• Given records:
- - - - - - -

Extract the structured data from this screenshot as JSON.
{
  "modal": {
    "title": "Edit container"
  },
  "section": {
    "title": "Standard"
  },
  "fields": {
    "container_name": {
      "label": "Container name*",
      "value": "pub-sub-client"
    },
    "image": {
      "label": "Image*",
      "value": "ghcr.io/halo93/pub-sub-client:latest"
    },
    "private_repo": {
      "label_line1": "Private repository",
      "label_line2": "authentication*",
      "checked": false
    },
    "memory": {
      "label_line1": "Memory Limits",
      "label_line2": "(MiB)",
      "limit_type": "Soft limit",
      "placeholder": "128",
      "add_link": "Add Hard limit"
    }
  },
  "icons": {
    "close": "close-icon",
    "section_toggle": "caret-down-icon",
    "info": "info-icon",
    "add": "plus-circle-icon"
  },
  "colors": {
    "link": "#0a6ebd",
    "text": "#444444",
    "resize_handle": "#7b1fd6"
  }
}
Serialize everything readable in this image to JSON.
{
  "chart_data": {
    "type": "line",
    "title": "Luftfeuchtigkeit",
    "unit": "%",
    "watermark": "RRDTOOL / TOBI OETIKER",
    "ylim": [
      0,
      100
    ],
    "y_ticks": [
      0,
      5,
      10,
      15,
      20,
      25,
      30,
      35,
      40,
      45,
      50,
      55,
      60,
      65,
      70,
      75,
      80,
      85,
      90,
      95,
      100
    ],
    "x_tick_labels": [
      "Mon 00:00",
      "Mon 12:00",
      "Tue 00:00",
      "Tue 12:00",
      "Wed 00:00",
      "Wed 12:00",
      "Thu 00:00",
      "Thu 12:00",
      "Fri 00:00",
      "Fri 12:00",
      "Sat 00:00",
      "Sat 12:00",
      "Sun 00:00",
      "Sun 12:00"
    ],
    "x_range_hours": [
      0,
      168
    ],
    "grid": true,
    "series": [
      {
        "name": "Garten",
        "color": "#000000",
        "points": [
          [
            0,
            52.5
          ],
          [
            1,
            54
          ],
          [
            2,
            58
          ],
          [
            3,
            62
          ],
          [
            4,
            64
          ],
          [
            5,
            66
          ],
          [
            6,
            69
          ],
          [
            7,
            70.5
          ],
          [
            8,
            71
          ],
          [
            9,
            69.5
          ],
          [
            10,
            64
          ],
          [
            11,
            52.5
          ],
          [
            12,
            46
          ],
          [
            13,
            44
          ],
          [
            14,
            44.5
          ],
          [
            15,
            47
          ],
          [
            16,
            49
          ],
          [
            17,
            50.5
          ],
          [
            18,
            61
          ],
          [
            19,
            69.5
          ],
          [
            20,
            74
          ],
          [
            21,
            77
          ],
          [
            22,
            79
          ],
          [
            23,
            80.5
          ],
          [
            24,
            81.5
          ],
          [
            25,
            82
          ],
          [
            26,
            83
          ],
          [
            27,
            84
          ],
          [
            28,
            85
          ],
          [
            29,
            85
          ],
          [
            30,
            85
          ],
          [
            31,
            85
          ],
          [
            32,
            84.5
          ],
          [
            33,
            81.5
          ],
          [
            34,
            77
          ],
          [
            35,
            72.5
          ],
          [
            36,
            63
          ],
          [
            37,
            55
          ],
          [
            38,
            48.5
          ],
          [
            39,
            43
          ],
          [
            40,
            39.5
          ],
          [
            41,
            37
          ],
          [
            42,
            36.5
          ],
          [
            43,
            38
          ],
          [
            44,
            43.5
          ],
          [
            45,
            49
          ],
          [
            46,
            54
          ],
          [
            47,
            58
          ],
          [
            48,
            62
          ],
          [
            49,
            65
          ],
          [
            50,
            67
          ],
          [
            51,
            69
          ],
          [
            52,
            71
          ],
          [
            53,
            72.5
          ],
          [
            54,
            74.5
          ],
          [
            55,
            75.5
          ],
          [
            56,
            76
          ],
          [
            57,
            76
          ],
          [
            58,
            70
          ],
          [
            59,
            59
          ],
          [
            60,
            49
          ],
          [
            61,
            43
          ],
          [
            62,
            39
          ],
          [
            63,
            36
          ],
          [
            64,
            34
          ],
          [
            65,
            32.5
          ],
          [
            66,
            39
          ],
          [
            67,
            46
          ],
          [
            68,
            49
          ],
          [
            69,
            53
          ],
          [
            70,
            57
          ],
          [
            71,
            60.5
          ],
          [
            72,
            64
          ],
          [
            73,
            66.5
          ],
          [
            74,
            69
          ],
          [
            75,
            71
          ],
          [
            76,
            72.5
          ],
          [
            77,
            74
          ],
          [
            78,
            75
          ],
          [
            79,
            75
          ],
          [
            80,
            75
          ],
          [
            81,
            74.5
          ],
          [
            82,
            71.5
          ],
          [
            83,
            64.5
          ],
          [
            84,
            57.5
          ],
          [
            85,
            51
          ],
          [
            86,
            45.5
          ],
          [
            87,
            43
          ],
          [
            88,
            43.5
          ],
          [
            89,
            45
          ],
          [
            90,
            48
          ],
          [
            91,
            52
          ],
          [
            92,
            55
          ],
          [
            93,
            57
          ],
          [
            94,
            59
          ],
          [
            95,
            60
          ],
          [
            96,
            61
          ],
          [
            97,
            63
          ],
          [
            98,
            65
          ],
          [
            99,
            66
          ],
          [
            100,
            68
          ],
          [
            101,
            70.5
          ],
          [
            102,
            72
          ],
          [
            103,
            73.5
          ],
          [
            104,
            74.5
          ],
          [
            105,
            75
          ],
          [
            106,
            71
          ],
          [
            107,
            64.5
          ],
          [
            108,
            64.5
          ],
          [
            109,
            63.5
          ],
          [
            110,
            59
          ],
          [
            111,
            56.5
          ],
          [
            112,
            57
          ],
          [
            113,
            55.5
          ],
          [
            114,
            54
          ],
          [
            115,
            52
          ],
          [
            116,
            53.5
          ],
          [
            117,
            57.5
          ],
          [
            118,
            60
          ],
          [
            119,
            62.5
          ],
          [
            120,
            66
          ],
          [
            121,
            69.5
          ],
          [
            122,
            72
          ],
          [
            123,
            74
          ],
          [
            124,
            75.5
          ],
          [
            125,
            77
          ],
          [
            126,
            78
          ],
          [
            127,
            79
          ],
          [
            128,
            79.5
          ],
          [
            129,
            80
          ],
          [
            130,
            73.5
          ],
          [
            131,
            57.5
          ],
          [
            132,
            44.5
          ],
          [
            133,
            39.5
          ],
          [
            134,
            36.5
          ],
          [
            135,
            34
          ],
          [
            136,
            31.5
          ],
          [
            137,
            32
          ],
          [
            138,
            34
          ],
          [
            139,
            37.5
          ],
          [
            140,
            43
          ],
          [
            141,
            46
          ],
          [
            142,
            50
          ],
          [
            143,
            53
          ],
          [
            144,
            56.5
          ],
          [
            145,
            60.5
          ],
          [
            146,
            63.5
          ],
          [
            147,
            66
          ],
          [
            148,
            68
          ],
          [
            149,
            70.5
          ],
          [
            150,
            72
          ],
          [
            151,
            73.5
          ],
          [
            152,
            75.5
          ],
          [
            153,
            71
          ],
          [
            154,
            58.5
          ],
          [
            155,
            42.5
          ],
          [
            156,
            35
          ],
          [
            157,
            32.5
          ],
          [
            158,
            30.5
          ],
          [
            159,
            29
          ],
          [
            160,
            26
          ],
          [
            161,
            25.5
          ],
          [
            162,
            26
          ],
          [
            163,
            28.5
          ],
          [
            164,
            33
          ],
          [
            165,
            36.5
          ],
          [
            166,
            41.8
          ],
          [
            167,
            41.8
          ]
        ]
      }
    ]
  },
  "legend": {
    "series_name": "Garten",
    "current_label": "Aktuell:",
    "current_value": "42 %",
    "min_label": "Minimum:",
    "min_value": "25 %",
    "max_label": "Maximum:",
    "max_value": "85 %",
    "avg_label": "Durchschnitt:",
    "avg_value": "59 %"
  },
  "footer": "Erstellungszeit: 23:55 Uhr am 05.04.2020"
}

- - - - - - -

• To be done:
Copy each line of the preceding data that contains the string "JSON".

• Finished exercise:
Extract the structured data from this screenshot as JSON.
Serialize everything readable in this image to JSON.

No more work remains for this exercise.